Transcribe the entries that follow exactly as they appear, minus pictures.

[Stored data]
>>>>>

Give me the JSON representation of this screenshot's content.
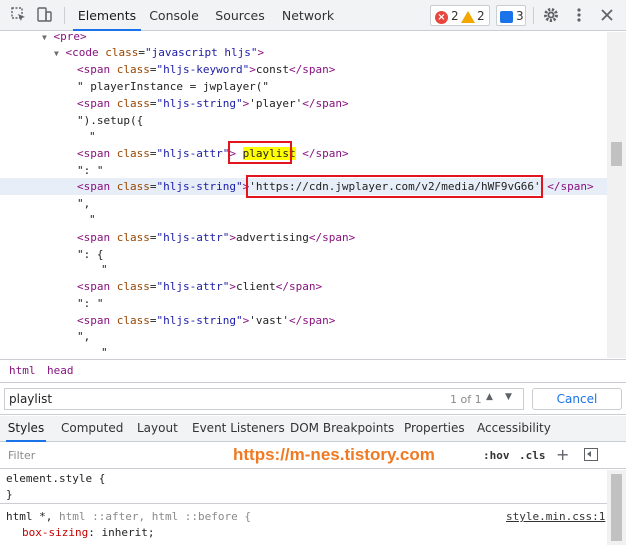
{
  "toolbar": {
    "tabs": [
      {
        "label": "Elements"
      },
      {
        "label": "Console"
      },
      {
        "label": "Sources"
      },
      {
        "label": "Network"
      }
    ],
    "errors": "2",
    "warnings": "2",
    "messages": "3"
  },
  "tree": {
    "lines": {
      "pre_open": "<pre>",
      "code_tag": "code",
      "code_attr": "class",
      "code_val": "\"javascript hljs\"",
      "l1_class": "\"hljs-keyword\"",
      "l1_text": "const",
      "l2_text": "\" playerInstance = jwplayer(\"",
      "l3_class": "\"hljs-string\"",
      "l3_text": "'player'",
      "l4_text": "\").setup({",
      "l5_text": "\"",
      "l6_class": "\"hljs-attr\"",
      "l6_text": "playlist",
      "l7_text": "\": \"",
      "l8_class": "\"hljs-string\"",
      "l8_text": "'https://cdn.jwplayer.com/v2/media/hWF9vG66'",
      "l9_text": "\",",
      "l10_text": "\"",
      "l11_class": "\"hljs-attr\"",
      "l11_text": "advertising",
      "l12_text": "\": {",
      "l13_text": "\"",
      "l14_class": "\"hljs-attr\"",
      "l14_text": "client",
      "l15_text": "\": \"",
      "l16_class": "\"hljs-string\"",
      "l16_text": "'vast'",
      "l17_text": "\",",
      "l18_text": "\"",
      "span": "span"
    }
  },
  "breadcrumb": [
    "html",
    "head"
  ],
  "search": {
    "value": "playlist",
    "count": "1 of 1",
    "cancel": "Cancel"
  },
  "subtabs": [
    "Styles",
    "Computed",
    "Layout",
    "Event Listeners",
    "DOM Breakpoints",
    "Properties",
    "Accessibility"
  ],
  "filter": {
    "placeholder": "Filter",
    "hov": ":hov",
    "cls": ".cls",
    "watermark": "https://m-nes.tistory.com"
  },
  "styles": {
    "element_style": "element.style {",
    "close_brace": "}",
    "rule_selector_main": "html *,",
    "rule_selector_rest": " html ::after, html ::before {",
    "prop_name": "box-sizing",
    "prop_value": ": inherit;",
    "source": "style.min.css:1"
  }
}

<<<<<

#### SOLUTION TO THIS EXERCISE:
Give me the JSON representation of this screenshot's content.
{
  "toolbar": {
    "tabs": [
      {
        "label": "Elements"
      },
      {
        "label": "Console"
      },
      {
        "label": "Sources"
      },
      {
        "label": "Network"
      }
    ],
    "errors": "2",
    "warnings": "2",
    "messages": "3"
  },
  "tree": {
    "lines": {
      "pre_open": "<pre>",
      "code_tag": "code",
      "code_attr": "class",
      "code_val": "\"javascript hljs\"",
      "l1_class": "\"hljs-keyword\"",
      "l1_text": "const",
      "l2_text": "\" playerInstance = jwplayer(\"",
      "l3_class": "\"hljs-string\"",
      "l3_text": "'player'",
      "l4_text": "\").setup({",
      "l5_text": "\"",
      "l6_class": "\"hljs-attr\"",
      "l6_text": "playlist",
      "l7_text": "\": \"",
      "l8_class": "\"hljs-string\"",
      "l8_text": "'https://cdn.jwplayer.com/v2/media/hWF9vG66'",
      "l9_text": "\",",
      "l10_text": "\"",
      "l11_class": "\"hljs-attr\"",
      "l11_text": "advertising",
      "l12_text": "\": {",
      "l13_text": "\"",
      "l14_class": "\"hljs-attr\"",
      "l14_text": "client",
      "l15_text": "\": \"",
      "l16_class": "\"hljs-string\"",
      "l16_text": "'vast'",
      "l17_text": "\",",
      "l18_text": "\"",
      "span": "span"
    }
  },
  "breadcrumb": [
    "html",
    "head"
  ],
  "search": {
    "value": "playlist",
    "count": "1 of 1",
    "cancel": "Cancel"
  },
  "subtabs": [
    "Styles",
    "Computed",
    "Layout",
    "Event Listeners",
    "DOM Breakpoints",
    "Properties",
    "Accessibility"
  ],
  "filter": {
    "placeholder": "Filter",
    "hov": ":hov",
    "cls": ".cls",
    "watermark": "https://m-nes.tistory.com"
  },
  "styles": {
    "element_style": "element.style {",
    "close_brace": "}",
    "rule_selector_main": "html *,",
    "rule_selector_rest": " html ::after, html ::before {",
    "prop_name": "box-sizing",
    "prop_value": ": inherit;",
    "source": "style.min.css:1"
  }
}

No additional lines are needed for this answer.